## GIVEN REQUEST
Copy out each line in the material below that has the word "Energy".

-- START DATA SUPPLIED --

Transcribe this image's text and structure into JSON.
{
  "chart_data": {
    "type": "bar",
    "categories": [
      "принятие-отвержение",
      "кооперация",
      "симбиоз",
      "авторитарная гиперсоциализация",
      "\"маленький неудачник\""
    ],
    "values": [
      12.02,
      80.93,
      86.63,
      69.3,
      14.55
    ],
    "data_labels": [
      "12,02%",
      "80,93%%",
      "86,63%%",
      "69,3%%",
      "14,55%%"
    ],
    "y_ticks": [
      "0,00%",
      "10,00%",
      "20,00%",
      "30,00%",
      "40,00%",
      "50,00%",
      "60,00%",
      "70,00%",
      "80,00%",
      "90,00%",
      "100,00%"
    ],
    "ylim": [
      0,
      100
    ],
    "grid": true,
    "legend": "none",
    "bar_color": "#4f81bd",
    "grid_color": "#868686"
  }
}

-- END DATA SUPPLIED --
-- START DATA SUPPLIED --

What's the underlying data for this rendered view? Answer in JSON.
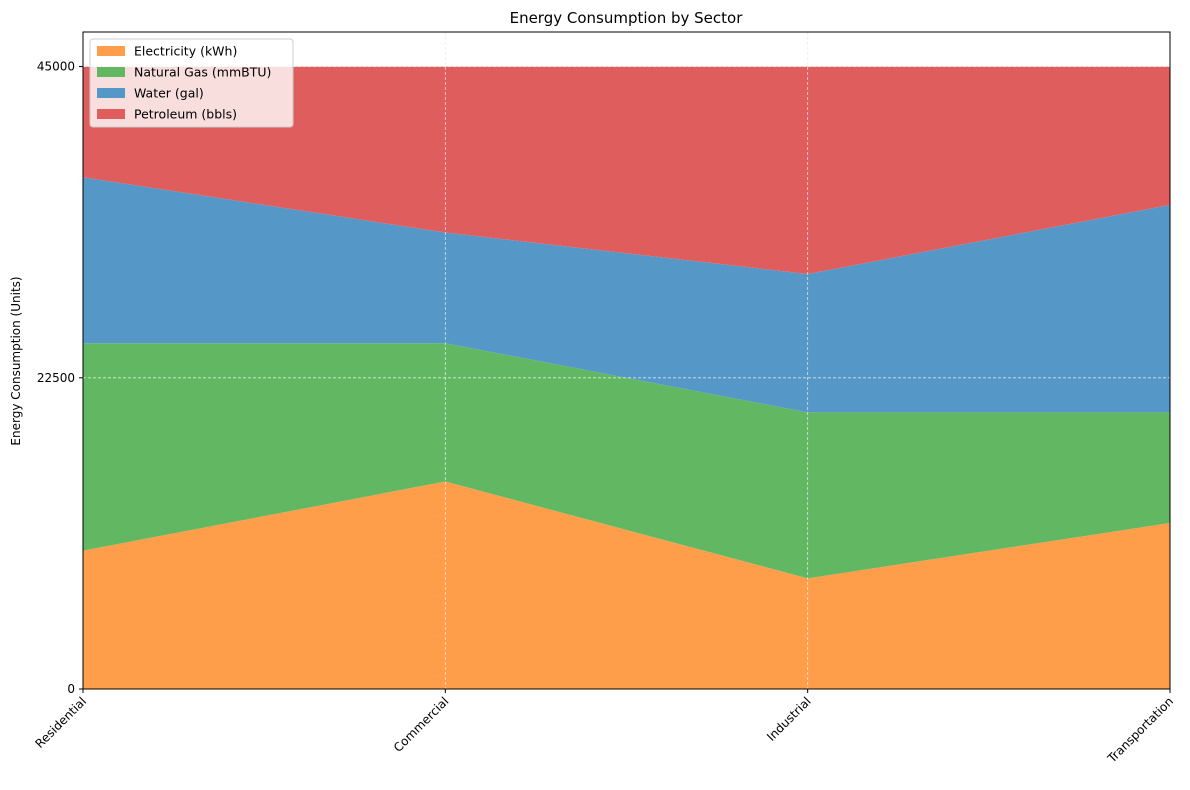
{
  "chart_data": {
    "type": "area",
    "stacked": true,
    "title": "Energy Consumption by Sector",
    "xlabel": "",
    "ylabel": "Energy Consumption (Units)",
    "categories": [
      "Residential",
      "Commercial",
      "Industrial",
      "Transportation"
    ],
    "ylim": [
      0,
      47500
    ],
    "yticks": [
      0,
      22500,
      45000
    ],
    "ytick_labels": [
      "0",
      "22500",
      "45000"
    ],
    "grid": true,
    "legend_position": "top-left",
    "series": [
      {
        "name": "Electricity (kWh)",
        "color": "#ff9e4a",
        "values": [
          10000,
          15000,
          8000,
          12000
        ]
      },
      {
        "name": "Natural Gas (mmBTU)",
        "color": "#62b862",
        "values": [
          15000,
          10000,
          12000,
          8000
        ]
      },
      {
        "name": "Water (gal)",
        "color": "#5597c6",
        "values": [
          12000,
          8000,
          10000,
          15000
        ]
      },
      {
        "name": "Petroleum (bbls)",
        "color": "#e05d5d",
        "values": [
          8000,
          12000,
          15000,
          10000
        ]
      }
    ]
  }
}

-- END DATA SUPPLIED --
-- START DATA SUPPLIED --

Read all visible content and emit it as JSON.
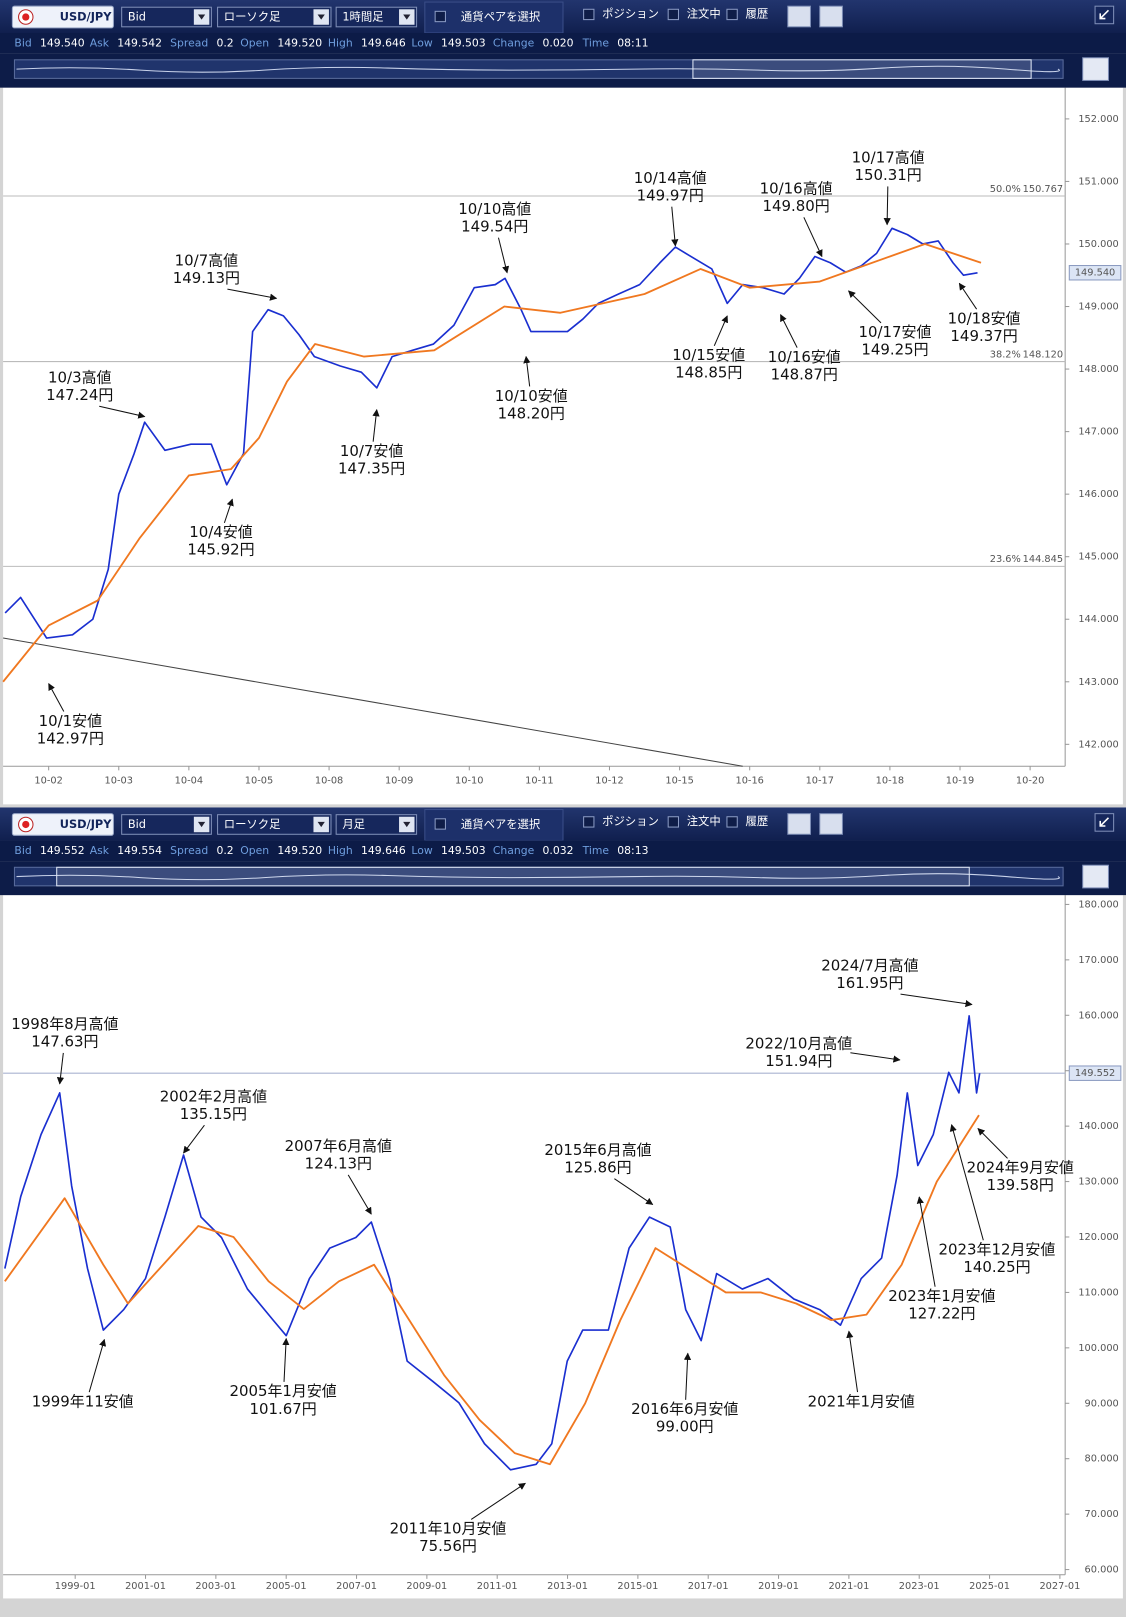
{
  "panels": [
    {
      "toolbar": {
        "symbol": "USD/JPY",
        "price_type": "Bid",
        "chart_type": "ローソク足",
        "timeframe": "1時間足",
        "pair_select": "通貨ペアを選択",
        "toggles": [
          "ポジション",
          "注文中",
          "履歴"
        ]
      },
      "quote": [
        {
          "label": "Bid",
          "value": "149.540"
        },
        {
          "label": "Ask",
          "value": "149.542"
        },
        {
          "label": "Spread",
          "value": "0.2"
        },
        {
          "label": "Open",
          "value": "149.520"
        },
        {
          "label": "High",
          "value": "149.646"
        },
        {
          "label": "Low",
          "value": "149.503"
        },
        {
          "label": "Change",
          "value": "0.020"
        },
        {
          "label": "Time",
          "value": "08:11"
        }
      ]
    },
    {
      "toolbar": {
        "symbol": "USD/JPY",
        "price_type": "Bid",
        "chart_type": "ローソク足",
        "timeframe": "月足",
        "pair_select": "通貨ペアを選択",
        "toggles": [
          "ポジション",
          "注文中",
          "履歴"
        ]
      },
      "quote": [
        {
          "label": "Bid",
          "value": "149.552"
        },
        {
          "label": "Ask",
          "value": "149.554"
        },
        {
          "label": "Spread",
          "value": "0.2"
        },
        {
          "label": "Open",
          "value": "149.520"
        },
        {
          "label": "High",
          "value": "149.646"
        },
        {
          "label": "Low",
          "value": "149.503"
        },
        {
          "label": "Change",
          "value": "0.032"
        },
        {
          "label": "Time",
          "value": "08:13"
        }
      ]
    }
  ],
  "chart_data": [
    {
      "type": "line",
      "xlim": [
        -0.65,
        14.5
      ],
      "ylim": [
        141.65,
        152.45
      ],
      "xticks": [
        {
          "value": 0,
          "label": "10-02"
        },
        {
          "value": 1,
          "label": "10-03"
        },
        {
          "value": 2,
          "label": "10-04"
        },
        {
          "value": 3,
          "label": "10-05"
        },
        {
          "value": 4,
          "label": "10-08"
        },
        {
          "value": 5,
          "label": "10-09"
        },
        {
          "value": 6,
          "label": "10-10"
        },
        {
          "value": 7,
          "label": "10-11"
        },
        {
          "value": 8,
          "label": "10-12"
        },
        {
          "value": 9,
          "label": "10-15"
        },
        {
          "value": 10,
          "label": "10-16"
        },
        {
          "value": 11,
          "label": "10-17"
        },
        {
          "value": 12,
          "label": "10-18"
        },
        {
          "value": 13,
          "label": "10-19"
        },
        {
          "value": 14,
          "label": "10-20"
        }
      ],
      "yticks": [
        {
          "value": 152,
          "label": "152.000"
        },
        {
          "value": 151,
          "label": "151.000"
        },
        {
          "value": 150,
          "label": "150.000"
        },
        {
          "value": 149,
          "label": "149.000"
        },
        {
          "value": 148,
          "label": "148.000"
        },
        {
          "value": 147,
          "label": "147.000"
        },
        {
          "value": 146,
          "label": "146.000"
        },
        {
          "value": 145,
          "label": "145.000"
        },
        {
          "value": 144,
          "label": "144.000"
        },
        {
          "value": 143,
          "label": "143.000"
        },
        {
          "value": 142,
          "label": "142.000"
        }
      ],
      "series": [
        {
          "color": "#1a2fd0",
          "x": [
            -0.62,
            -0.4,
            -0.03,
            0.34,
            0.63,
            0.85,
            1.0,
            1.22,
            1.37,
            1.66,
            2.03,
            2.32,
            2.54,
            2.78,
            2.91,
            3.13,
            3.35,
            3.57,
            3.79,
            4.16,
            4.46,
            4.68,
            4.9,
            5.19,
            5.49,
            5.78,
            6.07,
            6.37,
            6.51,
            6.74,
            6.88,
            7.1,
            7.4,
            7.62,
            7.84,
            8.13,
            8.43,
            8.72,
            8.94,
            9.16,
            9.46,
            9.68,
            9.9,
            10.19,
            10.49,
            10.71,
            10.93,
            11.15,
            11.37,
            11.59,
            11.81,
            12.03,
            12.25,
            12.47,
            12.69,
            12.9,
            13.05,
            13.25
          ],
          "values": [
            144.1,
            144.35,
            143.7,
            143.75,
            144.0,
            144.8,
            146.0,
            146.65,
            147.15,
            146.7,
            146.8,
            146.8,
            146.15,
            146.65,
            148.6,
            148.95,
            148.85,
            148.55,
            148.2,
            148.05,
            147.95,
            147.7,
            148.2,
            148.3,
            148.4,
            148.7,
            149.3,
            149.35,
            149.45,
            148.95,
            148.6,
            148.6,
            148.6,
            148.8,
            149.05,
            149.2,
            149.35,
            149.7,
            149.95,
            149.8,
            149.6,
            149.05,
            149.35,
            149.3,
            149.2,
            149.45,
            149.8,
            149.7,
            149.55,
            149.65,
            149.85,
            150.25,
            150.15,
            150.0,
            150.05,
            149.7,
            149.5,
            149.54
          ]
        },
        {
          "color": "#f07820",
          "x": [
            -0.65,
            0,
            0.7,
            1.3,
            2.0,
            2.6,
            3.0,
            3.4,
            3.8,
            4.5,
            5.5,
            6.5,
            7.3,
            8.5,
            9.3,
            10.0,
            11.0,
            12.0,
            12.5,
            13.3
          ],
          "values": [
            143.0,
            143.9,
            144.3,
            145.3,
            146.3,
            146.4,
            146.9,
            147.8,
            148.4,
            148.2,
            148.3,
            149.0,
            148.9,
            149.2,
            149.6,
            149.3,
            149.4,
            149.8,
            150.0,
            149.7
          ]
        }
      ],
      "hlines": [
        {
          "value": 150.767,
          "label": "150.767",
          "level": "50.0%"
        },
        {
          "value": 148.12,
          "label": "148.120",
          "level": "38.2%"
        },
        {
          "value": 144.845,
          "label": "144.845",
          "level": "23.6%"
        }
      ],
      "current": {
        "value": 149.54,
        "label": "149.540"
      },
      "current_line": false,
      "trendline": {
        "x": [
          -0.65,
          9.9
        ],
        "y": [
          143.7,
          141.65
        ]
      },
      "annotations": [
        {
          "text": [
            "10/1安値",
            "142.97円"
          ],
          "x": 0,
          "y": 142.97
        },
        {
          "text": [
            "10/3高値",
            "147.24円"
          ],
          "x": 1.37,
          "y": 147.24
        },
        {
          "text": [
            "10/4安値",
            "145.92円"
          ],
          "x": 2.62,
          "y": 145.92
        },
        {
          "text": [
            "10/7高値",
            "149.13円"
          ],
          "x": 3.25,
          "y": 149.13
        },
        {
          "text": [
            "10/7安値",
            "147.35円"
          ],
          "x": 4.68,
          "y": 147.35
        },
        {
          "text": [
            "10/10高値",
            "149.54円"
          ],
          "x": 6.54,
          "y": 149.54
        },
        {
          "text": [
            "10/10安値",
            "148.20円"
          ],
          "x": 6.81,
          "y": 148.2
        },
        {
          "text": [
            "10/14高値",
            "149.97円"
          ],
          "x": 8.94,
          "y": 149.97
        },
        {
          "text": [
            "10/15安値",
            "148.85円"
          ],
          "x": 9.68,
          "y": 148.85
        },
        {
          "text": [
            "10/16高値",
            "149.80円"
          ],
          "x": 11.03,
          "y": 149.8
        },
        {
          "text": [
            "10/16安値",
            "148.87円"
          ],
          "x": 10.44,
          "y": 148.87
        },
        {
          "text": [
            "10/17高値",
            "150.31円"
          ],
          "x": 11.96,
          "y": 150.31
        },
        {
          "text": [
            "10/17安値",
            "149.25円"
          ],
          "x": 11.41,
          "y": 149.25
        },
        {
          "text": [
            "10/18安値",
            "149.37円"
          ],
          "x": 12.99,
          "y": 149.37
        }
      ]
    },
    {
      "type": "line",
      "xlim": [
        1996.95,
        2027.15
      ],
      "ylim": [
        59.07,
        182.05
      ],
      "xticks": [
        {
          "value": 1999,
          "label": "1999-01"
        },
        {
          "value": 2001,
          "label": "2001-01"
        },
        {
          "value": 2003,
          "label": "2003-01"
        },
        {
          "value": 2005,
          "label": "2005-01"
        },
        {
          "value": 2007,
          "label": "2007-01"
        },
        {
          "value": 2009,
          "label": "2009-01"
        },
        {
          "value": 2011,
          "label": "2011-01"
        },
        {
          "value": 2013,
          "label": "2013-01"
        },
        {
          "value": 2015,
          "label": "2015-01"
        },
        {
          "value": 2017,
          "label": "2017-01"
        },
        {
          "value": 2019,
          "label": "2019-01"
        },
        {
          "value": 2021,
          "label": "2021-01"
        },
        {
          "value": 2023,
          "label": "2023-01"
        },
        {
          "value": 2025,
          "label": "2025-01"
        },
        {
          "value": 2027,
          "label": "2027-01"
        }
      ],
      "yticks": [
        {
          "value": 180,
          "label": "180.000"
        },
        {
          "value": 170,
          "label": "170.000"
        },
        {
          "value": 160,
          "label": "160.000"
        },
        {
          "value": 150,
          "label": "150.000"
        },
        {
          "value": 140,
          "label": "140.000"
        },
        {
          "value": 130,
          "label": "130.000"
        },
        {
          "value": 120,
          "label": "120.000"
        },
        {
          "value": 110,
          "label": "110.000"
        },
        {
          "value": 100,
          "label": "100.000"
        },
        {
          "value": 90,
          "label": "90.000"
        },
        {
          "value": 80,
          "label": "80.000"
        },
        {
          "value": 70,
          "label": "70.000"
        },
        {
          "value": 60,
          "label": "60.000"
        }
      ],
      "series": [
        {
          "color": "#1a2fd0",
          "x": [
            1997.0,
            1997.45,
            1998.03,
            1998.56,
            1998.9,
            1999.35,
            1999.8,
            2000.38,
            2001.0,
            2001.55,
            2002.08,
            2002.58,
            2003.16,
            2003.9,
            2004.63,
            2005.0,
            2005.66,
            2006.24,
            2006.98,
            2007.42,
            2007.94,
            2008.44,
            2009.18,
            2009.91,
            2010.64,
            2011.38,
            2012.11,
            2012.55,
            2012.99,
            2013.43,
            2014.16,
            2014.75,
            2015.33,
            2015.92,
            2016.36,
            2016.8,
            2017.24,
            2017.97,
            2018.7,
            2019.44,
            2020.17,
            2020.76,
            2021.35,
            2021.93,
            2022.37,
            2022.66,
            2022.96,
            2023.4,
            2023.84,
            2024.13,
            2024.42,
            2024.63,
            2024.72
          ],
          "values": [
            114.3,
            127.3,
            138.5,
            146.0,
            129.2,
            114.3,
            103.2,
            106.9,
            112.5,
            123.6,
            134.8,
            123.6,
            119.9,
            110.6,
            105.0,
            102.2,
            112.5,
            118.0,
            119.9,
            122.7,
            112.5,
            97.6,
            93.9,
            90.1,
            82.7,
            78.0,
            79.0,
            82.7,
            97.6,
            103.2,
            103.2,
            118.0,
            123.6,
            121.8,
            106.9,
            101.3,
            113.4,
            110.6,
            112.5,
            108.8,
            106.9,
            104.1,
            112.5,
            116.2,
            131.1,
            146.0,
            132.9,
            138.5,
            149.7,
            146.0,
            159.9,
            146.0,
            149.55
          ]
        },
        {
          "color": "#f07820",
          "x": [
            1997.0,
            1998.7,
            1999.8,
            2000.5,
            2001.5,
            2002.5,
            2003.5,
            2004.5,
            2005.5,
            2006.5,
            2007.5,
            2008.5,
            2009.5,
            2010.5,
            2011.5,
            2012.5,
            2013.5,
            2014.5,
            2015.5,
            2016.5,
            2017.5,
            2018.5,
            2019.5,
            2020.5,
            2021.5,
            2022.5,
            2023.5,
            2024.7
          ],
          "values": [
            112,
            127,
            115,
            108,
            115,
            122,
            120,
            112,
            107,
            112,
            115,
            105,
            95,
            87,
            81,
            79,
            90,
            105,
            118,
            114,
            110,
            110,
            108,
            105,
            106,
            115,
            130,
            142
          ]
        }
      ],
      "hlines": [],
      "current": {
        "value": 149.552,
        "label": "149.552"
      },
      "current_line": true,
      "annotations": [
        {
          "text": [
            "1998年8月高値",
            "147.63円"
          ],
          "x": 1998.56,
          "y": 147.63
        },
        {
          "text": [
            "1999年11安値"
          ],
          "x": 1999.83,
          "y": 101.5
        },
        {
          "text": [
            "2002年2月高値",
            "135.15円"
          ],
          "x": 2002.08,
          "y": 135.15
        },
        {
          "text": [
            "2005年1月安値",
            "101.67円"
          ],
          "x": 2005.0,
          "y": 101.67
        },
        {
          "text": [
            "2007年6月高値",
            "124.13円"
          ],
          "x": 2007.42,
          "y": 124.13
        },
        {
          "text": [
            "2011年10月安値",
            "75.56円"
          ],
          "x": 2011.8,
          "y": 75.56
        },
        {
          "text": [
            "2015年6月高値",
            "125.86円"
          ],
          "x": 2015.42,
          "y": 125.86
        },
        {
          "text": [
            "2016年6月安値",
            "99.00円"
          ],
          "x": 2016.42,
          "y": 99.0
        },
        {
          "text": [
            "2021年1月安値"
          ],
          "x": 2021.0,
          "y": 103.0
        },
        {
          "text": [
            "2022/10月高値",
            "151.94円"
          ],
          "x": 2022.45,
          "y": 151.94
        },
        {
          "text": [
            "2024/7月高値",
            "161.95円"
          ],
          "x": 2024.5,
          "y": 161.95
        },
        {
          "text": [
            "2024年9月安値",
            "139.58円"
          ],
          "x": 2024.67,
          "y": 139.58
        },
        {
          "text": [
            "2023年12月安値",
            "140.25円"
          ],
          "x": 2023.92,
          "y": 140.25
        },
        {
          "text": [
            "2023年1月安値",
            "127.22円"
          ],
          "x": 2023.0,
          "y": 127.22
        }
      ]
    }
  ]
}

-- END DATA SUPPLIED --

## SOLUTION BELOW
    "title": "Energy Consumption by Sector",
    "ylabel": "Energy Consumption (Units)",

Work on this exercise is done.